Start
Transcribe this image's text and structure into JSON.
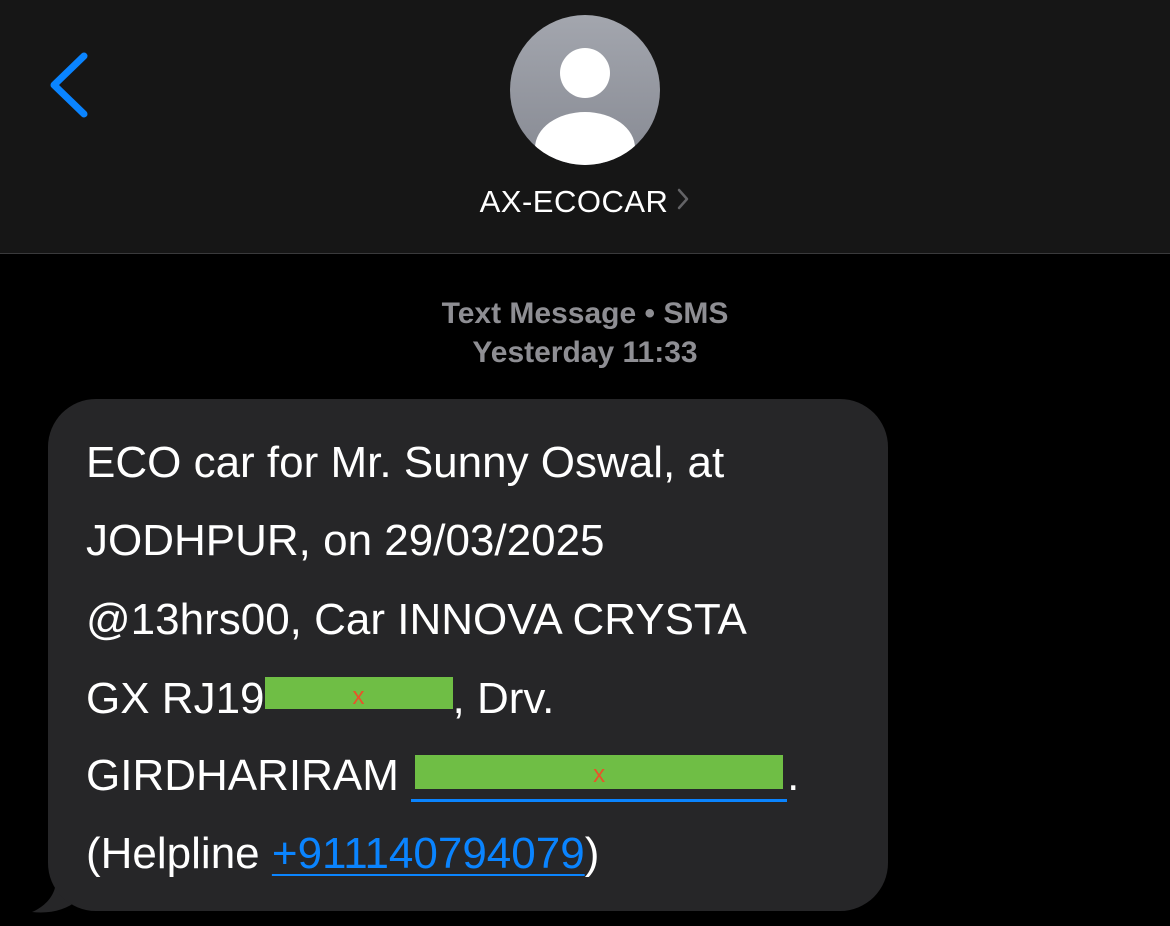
{
  "header": {
    "contact_name": "AX-ECOCAR",
    "icons": {
      "back": "chevron-left-icon",
      "avatar": "person-icon",
      "contact_chevron": "chevron-right-icon"
    }
  },
  "meta": {
    "service": "Text Message • SMS",
    "timestamp": "Yesterday 11:33"
  },
  "message": {
    "line1": "ECO car for Mr. Sunny Oswal, at",
    "line2": "JODHPUR, on 29/03/2025",
    "line3": "@13hrs00, Car INNOVA CRYSTA",
    "line4_prefix": "GX RJ19",
    "line4_redaction_mark": "x",
    "line4_suffix": ", Drv.",
    "line5_prefix": "GIRDHARIRAM ",
    "line5_redaction_mark": "x",
    "line5_suffix": ".",
    "line6_prefix": "(Helpline ",
    "helpline_number": "+911140794079",
    "line6_suffix": ")"
  },
  "colors": {
    "accent": "#0a84ff",
    "bubble": "#262628",
    "header_bg": "#161616",
    "redaction": "#6fbe45",
    "redaction_mark": "#e8542a"
  }
}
End
Write every entry out again exactly, dropping the pictures.

- _Output of the task_
Transcribe this image's text and structure into JSON.
{
  "header": {
    "contact_name": "AX-ECOCAR",
    "icons": {
      "back": "chevron-left-icon",
      "avatar": "person-icon",
      "contact_chevron": "chevron-right-icon"
    }
  },
  "meta": {
    "service": "Text Message • SMS",
    "timestamp": "Yesterday 11:33"
  },
  "message": {
    "line1": "ECO car for Mr. Sunny Oswal, at",
    "line2": "JODHPUR, on 29/03/2025",
    "line3": "@13hrs00, Car INNOVA CRYSTA",
    "line4_prefix": "GX RJ19",
    "line4_redaction_mark": "x",
    "line4_suffix": ", Drv.",
    "line5_prefix": "GIRDHARIRAM ",
    "line5_redaction_mark": "x",
    "line5_suffix": ".",
    "line6_prefix": "(Helpline ",
    "helpline_number": "+911140794079",
    "line6_suffix": ")"
  },
  "colors": {
    "accent": "#0a84ff",
    "bubble": "#262628",
    "header_bg": "#161616",
    "redaction": "#6fbe45",
    "redaction_mark": "#e8542a"
  }
}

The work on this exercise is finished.